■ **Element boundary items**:
........

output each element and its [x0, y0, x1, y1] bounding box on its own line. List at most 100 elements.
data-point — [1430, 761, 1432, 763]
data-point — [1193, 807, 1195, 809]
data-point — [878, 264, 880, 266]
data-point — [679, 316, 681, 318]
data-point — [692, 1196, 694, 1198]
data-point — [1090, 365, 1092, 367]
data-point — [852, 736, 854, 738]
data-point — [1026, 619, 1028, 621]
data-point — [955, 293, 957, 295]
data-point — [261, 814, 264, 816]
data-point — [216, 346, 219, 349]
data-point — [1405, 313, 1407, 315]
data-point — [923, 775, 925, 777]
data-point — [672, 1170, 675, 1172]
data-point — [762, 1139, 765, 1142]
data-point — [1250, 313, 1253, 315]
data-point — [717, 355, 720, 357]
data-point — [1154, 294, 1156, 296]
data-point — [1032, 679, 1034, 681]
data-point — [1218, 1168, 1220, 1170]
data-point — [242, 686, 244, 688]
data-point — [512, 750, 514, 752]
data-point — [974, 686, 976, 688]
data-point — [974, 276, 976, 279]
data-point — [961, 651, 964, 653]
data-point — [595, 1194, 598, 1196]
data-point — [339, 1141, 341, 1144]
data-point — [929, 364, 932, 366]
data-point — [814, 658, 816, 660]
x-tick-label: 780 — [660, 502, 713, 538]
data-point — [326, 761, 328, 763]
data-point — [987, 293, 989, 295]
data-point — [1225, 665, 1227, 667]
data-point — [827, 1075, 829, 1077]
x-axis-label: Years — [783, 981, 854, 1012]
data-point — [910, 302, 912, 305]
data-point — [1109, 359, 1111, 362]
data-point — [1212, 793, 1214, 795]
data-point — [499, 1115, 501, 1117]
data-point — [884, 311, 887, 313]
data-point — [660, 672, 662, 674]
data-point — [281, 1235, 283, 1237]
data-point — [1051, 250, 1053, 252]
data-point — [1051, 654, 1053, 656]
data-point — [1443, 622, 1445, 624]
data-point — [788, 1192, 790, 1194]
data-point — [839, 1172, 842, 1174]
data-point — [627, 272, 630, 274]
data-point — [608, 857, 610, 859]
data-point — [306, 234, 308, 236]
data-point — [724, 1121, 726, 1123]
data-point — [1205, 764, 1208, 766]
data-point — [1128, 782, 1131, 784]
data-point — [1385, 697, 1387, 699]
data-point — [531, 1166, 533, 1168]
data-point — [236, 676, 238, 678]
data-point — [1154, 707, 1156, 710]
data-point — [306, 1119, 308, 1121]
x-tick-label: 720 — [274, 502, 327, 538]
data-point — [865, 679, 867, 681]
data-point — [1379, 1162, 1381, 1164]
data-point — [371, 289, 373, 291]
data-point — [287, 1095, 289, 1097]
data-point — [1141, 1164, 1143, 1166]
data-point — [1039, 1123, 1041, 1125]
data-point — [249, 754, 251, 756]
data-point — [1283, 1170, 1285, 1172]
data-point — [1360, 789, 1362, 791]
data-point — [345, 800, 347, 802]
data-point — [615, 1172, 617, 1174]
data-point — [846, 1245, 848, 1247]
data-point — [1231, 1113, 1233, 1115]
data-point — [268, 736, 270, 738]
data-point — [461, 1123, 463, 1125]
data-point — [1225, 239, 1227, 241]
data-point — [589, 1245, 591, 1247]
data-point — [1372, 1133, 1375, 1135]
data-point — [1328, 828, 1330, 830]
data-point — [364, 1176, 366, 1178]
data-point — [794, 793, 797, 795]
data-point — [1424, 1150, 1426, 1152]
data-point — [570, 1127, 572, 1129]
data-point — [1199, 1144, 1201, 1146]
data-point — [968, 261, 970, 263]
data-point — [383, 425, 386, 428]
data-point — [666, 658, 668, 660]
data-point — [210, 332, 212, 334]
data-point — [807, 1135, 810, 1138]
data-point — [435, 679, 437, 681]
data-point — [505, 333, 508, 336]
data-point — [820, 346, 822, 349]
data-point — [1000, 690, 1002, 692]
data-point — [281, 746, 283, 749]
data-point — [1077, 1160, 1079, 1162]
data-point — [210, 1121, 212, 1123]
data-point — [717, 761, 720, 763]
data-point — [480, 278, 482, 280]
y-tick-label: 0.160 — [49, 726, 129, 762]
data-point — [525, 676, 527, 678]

........

■ **WHAT NEEDS TO BE DONE**: Reproduce every item above, unchanged and in the same order, one line each.

■ **ANSWER IN FULL**:
output each element and its [x0, y0, x1, y1] bounding box on its own line. List at most 100 elements.
data-point — [1430, 761, 1432, 763]
data-point — [1193, 807, 1195, 809]
data-point — [878, 264, 880, 266]
data-point — [679, 316, 681, 318]
data-point — [692, 1196, 694, 1198]
data-point — [1090, 365, 1092, 367]
data-point — [852, 736, 854, 738]
data-point — [1026, 619, 1028, 621]
data-point — [955, 293, 957, 295]
data-point — [261, 814, 264, 816]
data-point — [216, 346, 219, 349]
data-point — [1405, 313, 1407, 315]
data-point — [923, 775, 925, 777]
data-point — [672, 1170, 675, 1172]
data-point — [762, 1139, 765, 1142]
data-point — [1250, 313, 1253, 315]
data-point — [717, 355, 720, 357]
data-point — [1154, 294, 1156, 296]
data-point — [1032, 679, 1034, 681]
data-point — [1218, 1168, 1220, 1170]
data-point — [242, 686, 244, 688]
data-point — [512, 750, 514, 752]
data-point — [974, 686, 976, 688]
data-point — [974, 276, 976, 279]
data-point — [961, 651, 964, 653]
data-point — [595, 1194, 598, 1196]
data-point — [339, 1141, 341, 1144]
data-point — [929, 364, 932, 366]
data-point — [814, 658, 816, 660]
x-tick-label: 780 — [660, 502, 713, 538]
data-point — [326, 761, 328, 763]
data-point — [987, 293, 989, 295]
data-point — [1225, 665, 1227, 667]
data-point — [827, 1075, 829, 1077]
x-axis-label: Years — [783, 981, 854, 1012]
data-point — [910, 302, 912, 305]
data-point — [1109, 359, 1111, 362]
data-point — [1212, 793, 1214, 795]
data-point — [499, 1115, 501, 1117]
data-point — [884, 311, 887, 313]
data-point — [660, 672, 662, 674]
data-point — [281, 1235, 283, 1237]
data-point — [1051, 250, 1053, 252]
data-point — [1051, 654, 1053, 656]
data-point — [1443, 622, 1445, 624]
data-point — [788, 1192, 790, 1194]
data-point — [839, 1172, 842, 1174]
data-point — [627, 272, 630, 274]
data-point — [608, 857, 610, 859]
data-point — [306, 234, 308, 236]
data-point — [724, 1121, 726, 1123]
data-point — [1205, 764, 1208, 766]
data-point — [1128, 782, 1131, 784]
data-point — [1385, 697, 1387, 699]
data-point — [531, 1166, 533, 1168]
data-point — [236, 676, 238, 678]
data-point — [1154, 707, 1156, 710]
data-point — [306, 1119, 308, 1121]
x-tick-label: 720 — [274, 502, 327, 538]
data-point — [865, 679, 867, 681]
data-point — [1379, 1162, 1381, 1164]
data-point — [371, 289, 373, 291]
data-point — [287, 1095, 289, 1097]
data-point — [1141, 1164, 1143, 1166]
data-point — [1039, 1123, 1041, 1125]
data-point — [249, 754, 251, 756]
data-point — [1283, 1170, 1285, 1172]
data-point — [1360, 789, 1362, 791]
data-point — [345, 800, 347, 802]
data-point — [615, 1172, 617, 1174]
data-point — [846, 1245, 848, 1247]
data-point — [1231, 1113, 1233, 1115]
data-point — [268, 736, 270, 738]
data-point — [461, 1123, 463, 1125]
data-point — [1225, 239, 1227, 241]
data-point — [589, 1245, 591, 1247]
data-point — [1372, 1133, 1375, 1135]
data-point — [1328, 828, 1330, 830]
data-point — [364, 1176, 366, 1178]
data-point — [794, 793, 797, 795]
data-point — [1424, 1150, 1426, 1152]
data-point — [570, 1127, 572, 1129]
data-point — [1199, 1144, 1201, 1146]
data-point — [968, 261, 970, 263]
data-point — [383, 425, 386, 428]
data-point — [666, 658, 668, 660]
data-point — [210, 332, 212, 334]
data-point — [807, 1135, 810, 1138]
data-point — [435, 679, 437, 681]
data-point — [505, 333, 508, 336]
data-point — [820, 346, 822, 349]
data-point — [1000, 690, 1002, 692]
data-point — [281, 746, 283, 749]
data-point — [1077, 1160, 1079, 1162]
data-point — [210, 1121, 212, 1123]
data-point — [717, 761, 720, 763]
data-point — [480, 278, 482, 280]
y-tick-label: 0.160 — [49, 726, 129, 762]
data-point — [525, 676, 527, 678]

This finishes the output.